- _Aim of the task_: Copy each line in which the string "image" occurs.

━━━━━ The data ━━━━━

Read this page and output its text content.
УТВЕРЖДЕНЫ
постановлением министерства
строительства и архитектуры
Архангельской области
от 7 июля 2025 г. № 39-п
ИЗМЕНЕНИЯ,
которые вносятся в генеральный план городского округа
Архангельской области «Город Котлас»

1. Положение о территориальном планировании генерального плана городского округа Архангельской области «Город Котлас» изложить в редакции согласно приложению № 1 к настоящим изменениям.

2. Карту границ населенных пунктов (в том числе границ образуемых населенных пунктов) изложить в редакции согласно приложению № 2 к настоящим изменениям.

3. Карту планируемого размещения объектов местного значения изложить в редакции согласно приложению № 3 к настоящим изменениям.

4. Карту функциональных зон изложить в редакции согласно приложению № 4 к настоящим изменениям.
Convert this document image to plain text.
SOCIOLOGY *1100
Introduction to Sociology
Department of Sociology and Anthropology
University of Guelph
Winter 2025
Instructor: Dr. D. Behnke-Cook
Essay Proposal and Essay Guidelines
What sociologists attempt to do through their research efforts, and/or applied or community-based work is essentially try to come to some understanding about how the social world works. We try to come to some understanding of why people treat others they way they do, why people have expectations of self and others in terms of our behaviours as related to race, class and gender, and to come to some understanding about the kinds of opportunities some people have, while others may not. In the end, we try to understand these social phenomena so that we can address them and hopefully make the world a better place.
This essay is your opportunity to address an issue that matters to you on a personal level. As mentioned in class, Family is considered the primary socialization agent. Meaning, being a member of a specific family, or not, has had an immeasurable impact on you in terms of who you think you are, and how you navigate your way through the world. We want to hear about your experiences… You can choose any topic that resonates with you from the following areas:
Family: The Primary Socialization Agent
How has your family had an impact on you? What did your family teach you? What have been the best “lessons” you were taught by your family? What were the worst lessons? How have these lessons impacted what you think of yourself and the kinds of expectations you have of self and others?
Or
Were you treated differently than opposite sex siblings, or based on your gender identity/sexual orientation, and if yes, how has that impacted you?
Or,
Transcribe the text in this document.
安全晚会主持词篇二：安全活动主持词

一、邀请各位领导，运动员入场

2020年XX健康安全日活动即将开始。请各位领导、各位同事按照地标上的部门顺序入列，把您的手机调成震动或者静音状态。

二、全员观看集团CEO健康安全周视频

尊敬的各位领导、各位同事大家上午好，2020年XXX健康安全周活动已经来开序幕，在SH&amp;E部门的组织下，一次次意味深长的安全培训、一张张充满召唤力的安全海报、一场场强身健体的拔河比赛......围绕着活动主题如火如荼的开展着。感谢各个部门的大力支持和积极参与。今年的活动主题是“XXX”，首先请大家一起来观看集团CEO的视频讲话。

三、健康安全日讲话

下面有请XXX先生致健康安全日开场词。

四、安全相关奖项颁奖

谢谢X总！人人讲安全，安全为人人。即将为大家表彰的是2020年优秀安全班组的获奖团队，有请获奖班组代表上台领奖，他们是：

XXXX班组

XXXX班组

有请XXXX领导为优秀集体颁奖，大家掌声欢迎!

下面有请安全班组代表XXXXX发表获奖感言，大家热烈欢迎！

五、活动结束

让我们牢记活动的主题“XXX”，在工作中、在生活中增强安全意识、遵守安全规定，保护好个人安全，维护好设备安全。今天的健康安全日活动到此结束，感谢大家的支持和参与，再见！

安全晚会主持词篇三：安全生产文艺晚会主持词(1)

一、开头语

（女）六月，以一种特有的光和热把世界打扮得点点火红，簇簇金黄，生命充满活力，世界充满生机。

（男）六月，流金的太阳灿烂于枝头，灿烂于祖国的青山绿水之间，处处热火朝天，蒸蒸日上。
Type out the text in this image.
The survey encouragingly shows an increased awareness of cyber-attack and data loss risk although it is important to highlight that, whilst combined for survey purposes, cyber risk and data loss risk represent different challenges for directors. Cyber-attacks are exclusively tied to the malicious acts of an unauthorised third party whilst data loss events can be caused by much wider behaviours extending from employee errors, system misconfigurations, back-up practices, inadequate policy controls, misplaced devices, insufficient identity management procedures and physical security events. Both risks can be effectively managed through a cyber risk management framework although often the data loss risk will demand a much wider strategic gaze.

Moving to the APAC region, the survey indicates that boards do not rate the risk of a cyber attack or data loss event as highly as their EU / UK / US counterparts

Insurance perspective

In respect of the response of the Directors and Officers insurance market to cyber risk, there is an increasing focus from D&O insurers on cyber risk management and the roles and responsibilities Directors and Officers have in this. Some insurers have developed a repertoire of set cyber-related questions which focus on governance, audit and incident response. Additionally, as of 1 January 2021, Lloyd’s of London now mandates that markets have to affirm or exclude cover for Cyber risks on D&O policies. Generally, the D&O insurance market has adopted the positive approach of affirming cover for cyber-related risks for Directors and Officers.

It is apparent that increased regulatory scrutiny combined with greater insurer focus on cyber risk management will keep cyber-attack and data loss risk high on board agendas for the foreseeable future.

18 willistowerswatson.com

━━━━━

- _Exercise answer_:
Convert this document image to plain text.
Type out the text in this image.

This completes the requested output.